+++ Data in this exercise
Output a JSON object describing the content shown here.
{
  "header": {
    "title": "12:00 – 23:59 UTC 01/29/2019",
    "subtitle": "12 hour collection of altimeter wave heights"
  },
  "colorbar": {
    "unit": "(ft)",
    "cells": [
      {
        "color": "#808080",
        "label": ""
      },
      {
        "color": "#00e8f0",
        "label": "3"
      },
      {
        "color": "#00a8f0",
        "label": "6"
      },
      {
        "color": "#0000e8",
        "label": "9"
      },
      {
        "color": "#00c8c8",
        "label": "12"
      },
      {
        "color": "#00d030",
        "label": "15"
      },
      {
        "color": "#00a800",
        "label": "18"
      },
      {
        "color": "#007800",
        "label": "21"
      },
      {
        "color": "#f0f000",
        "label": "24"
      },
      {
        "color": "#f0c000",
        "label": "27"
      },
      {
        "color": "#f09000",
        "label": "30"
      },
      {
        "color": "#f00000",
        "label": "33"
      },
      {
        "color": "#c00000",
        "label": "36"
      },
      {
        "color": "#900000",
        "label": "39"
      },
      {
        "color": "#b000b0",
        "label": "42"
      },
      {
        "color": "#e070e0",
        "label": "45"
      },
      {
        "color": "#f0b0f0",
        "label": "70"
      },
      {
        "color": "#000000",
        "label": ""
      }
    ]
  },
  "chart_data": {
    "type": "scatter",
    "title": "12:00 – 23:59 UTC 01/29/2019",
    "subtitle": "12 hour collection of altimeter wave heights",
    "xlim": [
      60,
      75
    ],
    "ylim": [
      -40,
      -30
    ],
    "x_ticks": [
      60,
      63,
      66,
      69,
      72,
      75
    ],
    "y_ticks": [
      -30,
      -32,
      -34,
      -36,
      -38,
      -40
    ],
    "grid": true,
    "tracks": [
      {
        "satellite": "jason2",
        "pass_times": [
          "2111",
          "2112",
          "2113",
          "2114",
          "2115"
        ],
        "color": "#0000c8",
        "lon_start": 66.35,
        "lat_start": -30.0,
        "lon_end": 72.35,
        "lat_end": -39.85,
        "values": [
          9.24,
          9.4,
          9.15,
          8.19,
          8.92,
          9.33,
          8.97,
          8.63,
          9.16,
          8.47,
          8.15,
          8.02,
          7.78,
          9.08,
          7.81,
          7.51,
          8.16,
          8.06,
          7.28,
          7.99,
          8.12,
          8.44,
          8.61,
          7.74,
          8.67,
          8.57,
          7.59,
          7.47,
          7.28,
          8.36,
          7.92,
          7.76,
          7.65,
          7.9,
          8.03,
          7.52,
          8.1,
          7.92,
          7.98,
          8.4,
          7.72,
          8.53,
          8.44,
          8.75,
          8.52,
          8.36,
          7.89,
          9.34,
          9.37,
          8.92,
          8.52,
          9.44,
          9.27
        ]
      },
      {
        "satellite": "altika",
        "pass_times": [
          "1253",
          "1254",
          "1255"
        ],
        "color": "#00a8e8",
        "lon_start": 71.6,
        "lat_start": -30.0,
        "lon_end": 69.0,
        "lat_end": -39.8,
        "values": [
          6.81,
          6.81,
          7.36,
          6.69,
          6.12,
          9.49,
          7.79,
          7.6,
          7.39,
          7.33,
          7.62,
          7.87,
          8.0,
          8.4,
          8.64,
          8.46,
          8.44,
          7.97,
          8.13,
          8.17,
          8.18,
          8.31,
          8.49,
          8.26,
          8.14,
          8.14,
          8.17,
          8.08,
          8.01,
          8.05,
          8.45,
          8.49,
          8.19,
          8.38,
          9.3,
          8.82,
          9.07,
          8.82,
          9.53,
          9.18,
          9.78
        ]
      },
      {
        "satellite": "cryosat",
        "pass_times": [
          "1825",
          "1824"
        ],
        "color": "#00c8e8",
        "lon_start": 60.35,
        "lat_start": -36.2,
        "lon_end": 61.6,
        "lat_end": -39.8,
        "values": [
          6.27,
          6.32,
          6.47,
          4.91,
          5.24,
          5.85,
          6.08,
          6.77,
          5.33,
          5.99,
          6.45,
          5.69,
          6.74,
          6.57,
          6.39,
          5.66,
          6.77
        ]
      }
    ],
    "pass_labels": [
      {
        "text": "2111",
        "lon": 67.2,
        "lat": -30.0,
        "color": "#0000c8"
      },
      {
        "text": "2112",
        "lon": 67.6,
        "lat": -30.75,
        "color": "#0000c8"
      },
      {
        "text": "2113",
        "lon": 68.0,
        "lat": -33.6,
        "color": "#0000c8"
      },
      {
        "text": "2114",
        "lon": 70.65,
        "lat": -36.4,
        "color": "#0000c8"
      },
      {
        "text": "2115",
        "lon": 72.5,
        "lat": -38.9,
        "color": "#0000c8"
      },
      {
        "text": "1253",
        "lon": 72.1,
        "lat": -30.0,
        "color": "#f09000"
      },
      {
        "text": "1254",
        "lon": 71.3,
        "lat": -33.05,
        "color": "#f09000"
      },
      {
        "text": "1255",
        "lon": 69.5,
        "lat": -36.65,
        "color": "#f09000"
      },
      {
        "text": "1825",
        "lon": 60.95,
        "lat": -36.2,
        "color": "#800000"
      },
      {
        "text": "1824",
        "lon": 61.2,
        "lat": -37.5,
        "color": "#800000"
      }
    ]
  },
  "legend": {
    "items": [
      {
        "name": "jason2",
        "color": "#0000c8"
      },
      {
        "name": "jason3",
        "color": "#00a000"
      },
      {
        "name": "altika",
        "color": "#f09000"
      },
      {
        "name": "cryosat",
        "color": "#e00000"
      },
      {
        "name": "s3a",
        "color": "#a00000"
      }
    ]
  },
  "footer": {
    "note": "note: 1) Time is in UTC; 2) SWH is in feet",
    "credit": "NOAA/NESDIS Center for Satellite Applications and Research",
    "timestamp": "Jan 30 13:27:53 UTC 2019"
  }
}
++++++
What needs to be done:
Please output the entire listing exactly as it stands.

Written answer:
Output a JSON object describing the content shown here.
{
  "header": {
    "title": "12:00 – 23:59 UTC 01/29/2019",
    "subtitle": "12 hour collection of altimeter wave heights"
  },
  "colorbar": {
    "unit": "(ft)",
    "cells": [
      {
        "color": "#808080",
        "label": ""
      },
      {
        "color": "#00e8f0",
        "label": "3"
      },
      {
        "color": "#00a8f0",
        "label": "6"
      },
      {
        "color": "#0000e8",
        "label": "9"
      },
      {
        "color": "#00c8c8",
        "label": "12"
      },
      {
        "color": "#00d030",
        "label": "15"
      },
      {
        "color": "#00a800",
        "label": "18"
      },
      {
        "color": "#007800",
        "label": "21"
      },
      {
        "color": "#f0f000",
        "label": "24"
      },
      {
        "color": "#f0c000",
        "label": "27"
      },
      {
        "color": "#f09000",
        "label": "30"
      },
      {
        "color": "#f00000",
        "label": "33"
      },
      {
        "color": "#c00000",
        "label": "36"
      },
      {
        "color": "#900000",
        "label": "39"
      },
      {
        "color": "#b000b0",
        "label": "42"
      },
      {
        "color": "#e070e0",
        "label": "45"
      },
      {
        "color": "#f0b0f0",
        "label": "70"
      },
      {
        "color": "#000000",
        "label": ""
      }
    ]
  },
  "chart_data": {
    "type": "scatter",
    "title": "12:00 – 23:59 UTC 01/29/2019",
    "subtitle": "12 hour collection of altimeter wave heights",
    "xlim": [
      60,
      75
    ],
    "ylim": [
      -40,
      -30
    ],
    "x_ticks": [
      60,
      63,
      66,
      69,
      72,
      75
    ],
    "y_ticks": [
      -30,
      -32,
      -34,
      -36,
      -38,
      -40
    ],
    "grid": true,
    "tracks": [
      {
        "satellite": "jason2",
        "pass_times": [
          "2111",
          "2112",
          "2113",
          "2114",
          "2115"
        ],
        "color": "#0000c8",
        "lon_start": 66.35,
        "lat_start": -30.0,
        "lon_end": 72.35,
        "lat_end": -39.85,
        "values": [
          9.24,
          9.4,
          9.15,
          8.19,
          8.92,
          9.33,
          8.97,
          8.63,
          9.16,
          8.47,
          8.15,
          8.02,
          7.78,
          9.08,
          7.81,
          7.51,
          8.16,
          8.06,
          7.28,
          7.99,
          8.12,
          8.44,
          8.61,
          7.74,
          8.67,
          8.57,
          7.59,
          7.47,
          7.28,
          8.36,
          7.92,
          7.76,
          7.65,
          7.9,
          8.03,
          7.52,
          8.1,
          7.92,
          7.98,
          8.4,
          7.72,
          8.53,
          8.44,
          8.75,
          8.52,
          8.36,
          7.89,
          9.34,
          9.37,
          8.92,
          8.52,
          9.44,
          9.27
        ]
      },
      {
        "satellite": "altika",
        "pass_times": [
          "1253",
          "1254",
          "1255"
        ],
        "color": "#00a8e8",
        "lon_start": 71.6,
        "lat_start": -30.0,
        "lon_end": 69.0,
        "lat_end": -39.8,
        "values": [
          6.81,
          6.81,
          7.36,
          6.69,
          6.12,
          9.49,
          7.79,
          7.6,
          7.39,
          7.33,
          7.62,
          7.87,
          8.0,
          8.4,
          8.64,
          8.46,
          8.44,
          7.97,
          8.13,
          8.17,
          8.18,
          8.31,
          8.49,
          8.26,
          8.14,
          8.14,
          8.17,
          8.08,
          8.01,
          8.05,
          8.45,
          8.49,
          8.19,
          8.38,
          9.3,
          8.82,
          9.07,
          8.82,
          9.53,
          9.18,
          9.78
        ]
      },
      {
        "satellite": "cryosat",
        "pass_times": [
          "1825",
          "1824"
        ],
        "color": "#00c8e8",
        "lon_start": 60.35,
        "lat_start": -36.2,
        "lon_end": 61.6,
        "lat_end": -39.8,
        "values": [
          6.27,
          6.32,
          6.47,
          4.91,
          5.24,
          5.85,
          6.08,
          6.77,
          5.33,
          5.99,
          6.45,
          5.69,
          6.74,
          6.57,
          6.39,
          5.66,
          6.77
        ]
      }
    ],
    "pass_labels": [
      {
        "text": "2111",
        "lon": 67.2,
        "lat": -30.0,
        "color": "#0000c8"
      },
      {
        "text": "2112",
        "lon": 67.6,
        "lat": -30.75,
        "color": "#0000c8"
      },
      {
        "text": "2113",
        "lon": 68.0,
        "lat": -33.6,
        "color": "#0000c8"
      },
      {
        "text": "2114",
        "lon": 70.65,
        "lat": -36.4,
        "color": "#0000c8"
      },
      {
        "text": "2115",
        "lon": 72.5,
        "lat": -38.9,
        "color": "#0000c8"
      },
      {
        "text": "1253",
        "lon": 72.1,
        "lat": -30.0,
        "color": "#f09000"
      },
      {
        "text": "1254",
        "lon": 71.3,
        "lat": -33.05,
        "color": "#f09000"
      },
      {
        "text": "1255",
        "lon": 69.5,
        "lat": -36.65,
        "color": "#f09000"
      },
      {
        "text": "1825",
        "lon": 60.95,
        "lat": -36.2,
        "color": "#800000"
      },
      {
        "text": "1824",
        "lon": 61.2,
        "lat": -37.5,
        "color": "#800000"
      }
    ]
  },
  "legend": {
    "items": [
      {
        "name": "jason2",
        "color": "#0000c8"
      },
      {
        "name": "jason3",
        "color": "#00a000"
      },
      {
        "name": "altika",
        "color": "#f09000"
      },
      {
        "name": "cryosat",
        "color": "#e00000"
      },
      {
        "name": "s3a",
        "color": "#a00000"
      }
    ]
  },
  "footer": {
    "note": "note: 1) Time is in UTC; 2) SWH is in feet",
    "credit": "NOAA/NESDIS Center for Satellite Applications and Research",
    "timestamp": "Jan 30 13:27:53 UTC 2019"
  }
}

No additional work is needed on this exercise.